- _Request_:
Extract all lines that hold the string "Степановна".

- _Raw records_:

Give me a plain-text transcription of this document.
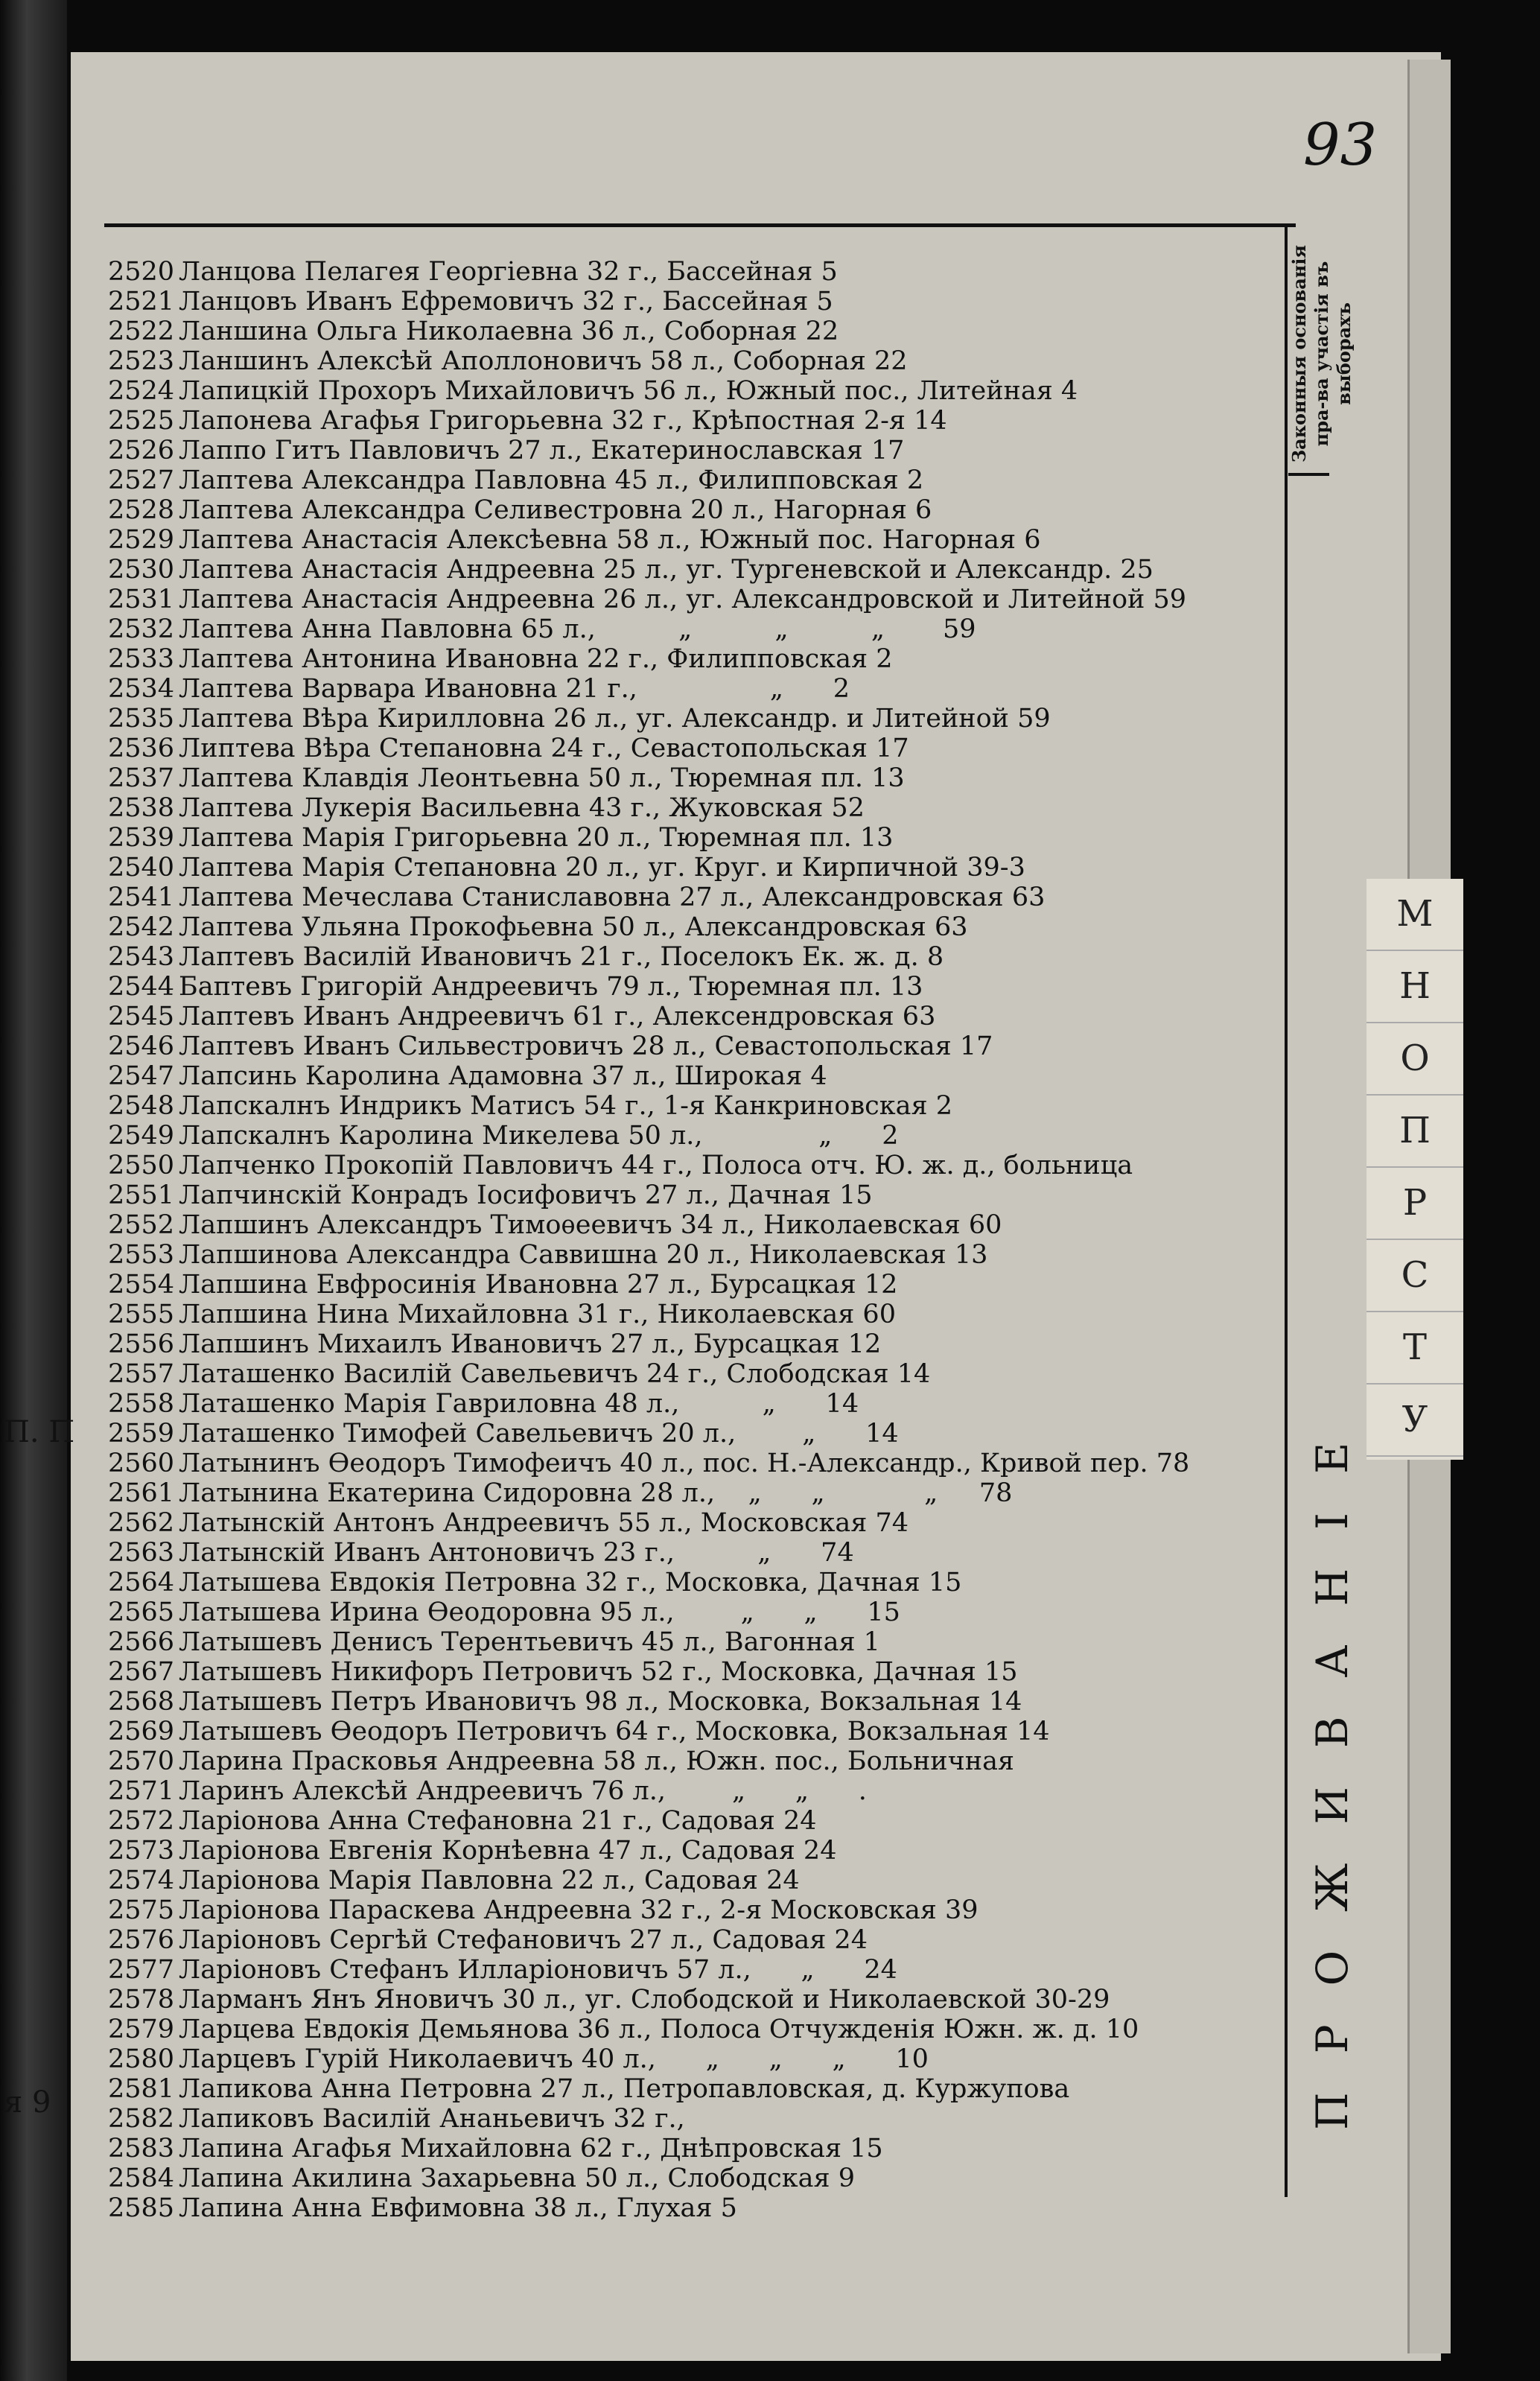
93
Законныя основанія пра-ва участія въ выборахъ
ПРОЖИВАНІЕ
М
Н
О
П
Р
С
Т
У
П. П
я 9
2520 Ланцова Пелагея Георгіевна 32 г., Бассейная 5
2521 Ланцовъ Иванъ Ефремовичъ 32 г., Бассейная 5
2522 Ланшина Ольга Николаевна 36 л., Соборная 22
2523 Ланшинъ Алексѣй Аполлоновичъ 58 л., Соборная 22
2524 Лапицкій Прохоръ Михайловичъ 56 л., Южный пос., Литейная 4
2525 Лапонева Агафья Григорьевна 32 г., Крѣпостная 2-я 14
2526 Лаппо Гитъ Павловичъ 27 л., Екатеринославская 17
2527 Лаптева Александра Павловна 45 л., Филипповская 2
2528 Лаптева Александра Селивестровна 20 л., Нагорная 6
2529 Лаптева Анастасія Алексѣевна 58 л., Южный пос. Нагорная 6
2530 Лаптева Анастасія Андреевна 25 л., уг. Тургеневской и Александр. 25
2531 Лаптева Анастасія Андреевна 26 л., уг. Александровской и Литейной 59
2532 Лаптева Анна Павловна 65 л.,          „          „          „       59
2533 Лаптева Антонина Ивановна 22 г., Филипповская 2
2534 Лаптева Варвара Ивановна 21 г.,                „      2
2535 Лаптева Вѣра Кирилловна 26 л., уг. Александр. и Литейной 59
2536 Липтева Вѣра Степановна 24 г., Севастопольская 17
2537 Лаптева Клавдія Леонтьевна 50 л., Тюремная пл. 13
2538 Лаптева Лукерія Васильевна 43 г., Жуковская 52
2539 Лаптева Марія Григорьевна 20 л., Тюремная пл. 13
2540 Лаптева Марія Степановна 20 л., уг. Круг. и Кирпичной 39-3
2541 Лаптева Мечеслава Станиславовна 27 л., Александровская 63
2542 Лаптева Ульяна Прокофьевна 50 л., Александровская 63
2543 Лаптевъ Василій Ивановичъ 21 г., Поселокъ Ек. ж. д. 8
2544 Баптевъ Григорій Андреевичъ 79 л., Тюремная пл. 13
2545 Лаптевъ Иванъ Андреевичъ 61 г., Алексендровская 63
2546 Лаптевъ Иванъ Сильвестровичъ 28 л., Севастопольская 17
2547 Лапсинь Каролина Адамовна 37 л., Широкая 4
2548 Лапскалнъ Индрикъ Матисъ 54 г., 1-я Канкриновская 2
2549 Лапскалнъ Каролина Микелева 50 л.,              „      2
2550 Лапченко Прокопій Павловичъ 44 г., Полоса отч. Ю. ж. д., больница
2551 Лапчинскій Конрадъ Іосифовичъ 27 л., Дачная 15
2552 Лапшинъ Александръ Тимоѳеевичъ 34 л., Николаевская 60
2553 Лапшинова Александра Саввишна 20 л., Николаевская 13
2554 Лапшина Евфросинія Ивановна 27 л., Бурсацкая 12
2555 Лапшина Нина Михайловна 31 г., Николаевская 60
2556 Лапшинъ Михаилъ Ивановичъ 27 л., Бурсацкая 12
2557 Латашенко Василій Савельевичъ 24 г., Слободская 14
2558 Латашенко Марія Гавриловна 48 л.,          „      14
2559 Латашенко Тимофей Савельевичъ 20 л.,        „      14
2560 Латынинъ Ѳеодоръ Тимофеичъ 40 л., пос. Н.-Александр., Кривой пер. 78
2561 Латынина Екатерина Сидоровна 28 л.,    „      „            „     78
2562 Латынскій Антонъ Андреевичъ 55 л., Московская 74
2563 Латынскій Иванъ Антоновичъ 23 г.,          „      74
2564 Латышева Евдокія Петровна 32 г., Московка, Дачная 15
2565 Латышева Ирина Ѳеодоровна 95 л.,        „      „      15
2566 Латышевъ Денисъ Терентьевичъ 45 л., Вагонная 1
2567 Латышевъ Никифоръ Петровичъ 52 г., Московка, Дачная 15
2568 Латышевъ Петръ Ивановичъ 98 л., Московка, Вокзальная 14
2569 Латышевъ Ѳеодоръ Петровичъ 64 г., Московка, Вокзальная 14
2570 Ларина Прасковья Андреевна 58 л., Южн. пос., Больничная
2571 Ларинъ Алексѣй Андреевичъ 76 л.,        „      „      .
2572 Ларіонова Анна Стефановна 21 г., Садовая 24
2573 Ларіонова Евгенія Корнѣевна 47 л., Садовая 24
2574 Ларіонова Марія Павловна 22 л., Садовая 24
2575 Ларіонова Параскева Андреевна 32 г., 2-я Московская 39
2576 Ларіоновъ Сергѣй Стефановичъ 27 л., Садовая 24
2577 Ларіоновъ Стефанъ Илларіоновичъ 57 л.,      „      24
2578 Ларманъ Янъ Яновичъ 30 л., уг. Слободской и Николаевской 30-29
2579 Ларцева Евдокія Демьянова 36 л., Полоса Отчужденія Южн. ж. д. 10
2580 Ларцевъ Гурій Николаевичъ 40 л.,      „      „      „      10
2581 Лапикова Анна Петровна 27 л., Петропавловская, д. Куржупова
2582 Лапиковъ Василій Ананьевичъ 32 г.,
2583 Лапина Агафья Михайловна 62 г., Днѣпровская 15
2584 Лапина Акилина Захарьевна 50 л., Слободская 9
2585 Лапина Анна Евфимовна 38 л., Глухая 5
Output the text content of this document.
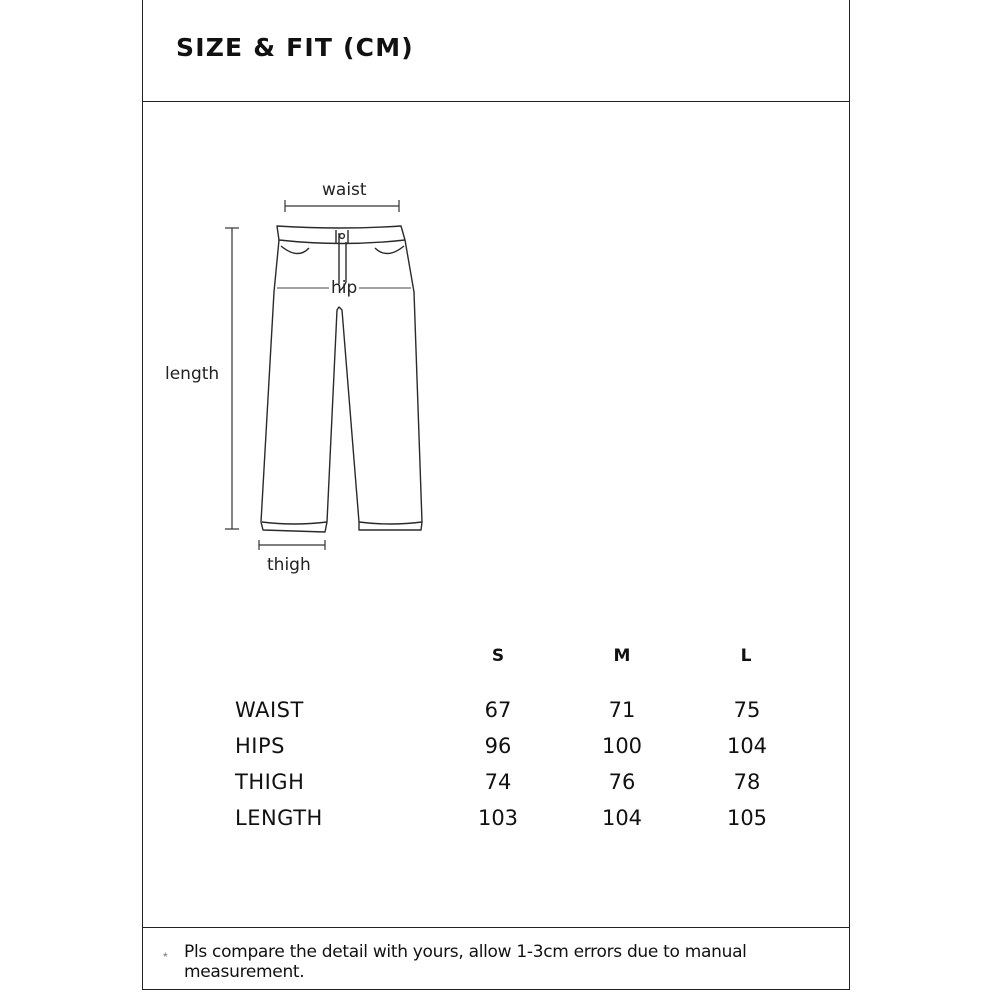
SIZE & FIT (CM)
waist
hip
length
thigh
S	M	L
WAIST	67	71	75
HIPS	96	100	104
THIGH	74	76	78
LENGTH	103	104	105
* Pls compare the detail with yours, allow 1-3cm errors due to manual measurement.
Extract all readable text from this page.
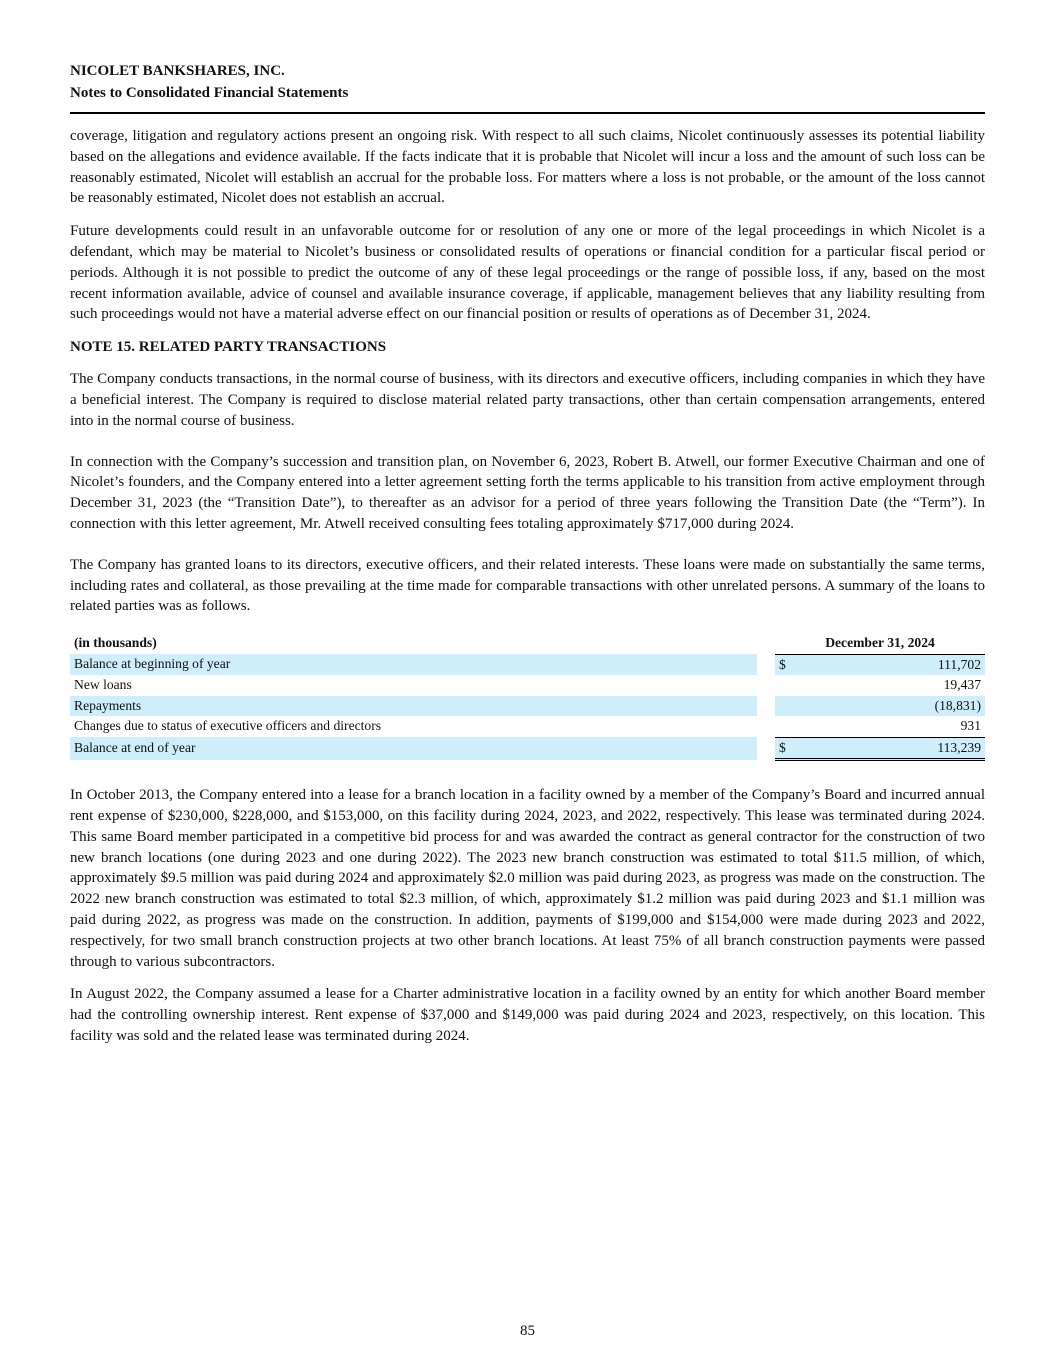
NICOLET BANKSHARES, INC.
Notes to Consolidated Financial Statements

coverage, litigation and regulatory actions present an ongoing risk. With respect to all such claims, Nicolet continuously assesses its potential liability based on the allegations and evidence available. If the facts indicate that it is probable that Nicolet will incur a loss and the amount of such loss can be reasonably estimated, Nicolet will establish an accrual for the probable loss. For matters where a loss is not probable, or the amount of the loss cannot be reasonably estimated, Nicolet does not establish an accrual.

Future developments could result in an unfavorable outcome for or resolution of any one or more of the legal proceedings in which Nicolet is a defendant, which may be material to Nicolet’s business or consolidated results of operations or financial condition for a particular fiscal period or periods. Although it is not possible to predict the outcome of any of these legal proceedings or the range of possible loss, if any, based on the most recent information available, advice of counsel and available insurance coverage, if applicable, management believes that any liability resulting from such proceedings would not have a material adverse effect on our financial position or results of operations as of December 31, 2024.

NOTE 15. RELATED PARTY TRANSACTIONS

The Company conducts transactions, in the normal course of business, with its directors and executive officers, including companies in which they have a beneficial interest. The Company is required to disclose material related party transactions, other than certain compensation arrangements, entered into in the normal course of business.

In connection with the Company’s succession and transition plan, on November 6, 2023, Robert B. Atwell, our former Executive Chairman and one of Nicolet’s founders, and the Company entered into a letter agreement setting forth the terms applicable to his transition from active employment through December 31, 2023 (the “Transition Date”), to thereafter as an advisor for a period of three years following the Transition Date (the “Term”). In connection with this letter agreement, Mr. Atwell received consulting fees totaling approximately $717,000 during 2024.

The Company has granted loans to its directors, executive officers, and their related interests. These loans were made on substantially the same terms, including rates and collateral, as those prevailing at the time made for comparable transactions with other unrelated persons. A summary of the loans to related parties was as follows.

(in thousands)		December 31, 2024	
Balance at beginning of year		$	111,702
New loans			19,437
Repayments			(18,831)
Changes due to status of executive officers and directors			931
Balance at end of year		$	113,239

In October 2013, the Company entered into a lease for a branch location in a facility owned by a member of the Company’s Board and incurred annual rent expense of $230,000, $228,000, and $153,000, on this facility during 2024, 2023, and 2022, respectively. This lease was terminated during 2024. This same Board member participated in a competitive bid process for and was awarded the contract as general contractor for the construction of two new branch locations (one during 2023 and one during 2022). The 2023 new branch construction was estimated to total $11.5 million, of which, approximately $9.5 million was paid during 2024 and approximately $2.0 million was paid during 2023, as progress was made on the construction. The 2022 new branch construction was estimated to total $2.3 million, of which, approximately $1.2 million was paid during 2023 and $1.1 million was paid during 2022, as progress was made on the construction. In addition, payments of $199,000 and $154,000 were made during 2023 and 2022, respectively, for two small branch construction projects at two other branch locations. At least 75% of all branch construction payments were passed through to various subcontractors.

In August 2022, the Company assumed a lease for a Charter administrative location in a facility owned by an entity for which another Board member had the controlling ownership interest. Rent expense of $37,000 and $149,000 was paid during 2024 and 2023, respectively, on this location. This facility was sold and the related lease was terminated during 2024.

85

- _Output_:
2536 Липтева Вѣра Степановна 24 г., Севастопольская 17
2540 Лаптева Марія Степановна 20 л., уг. Круг. и Кирпичной 39-3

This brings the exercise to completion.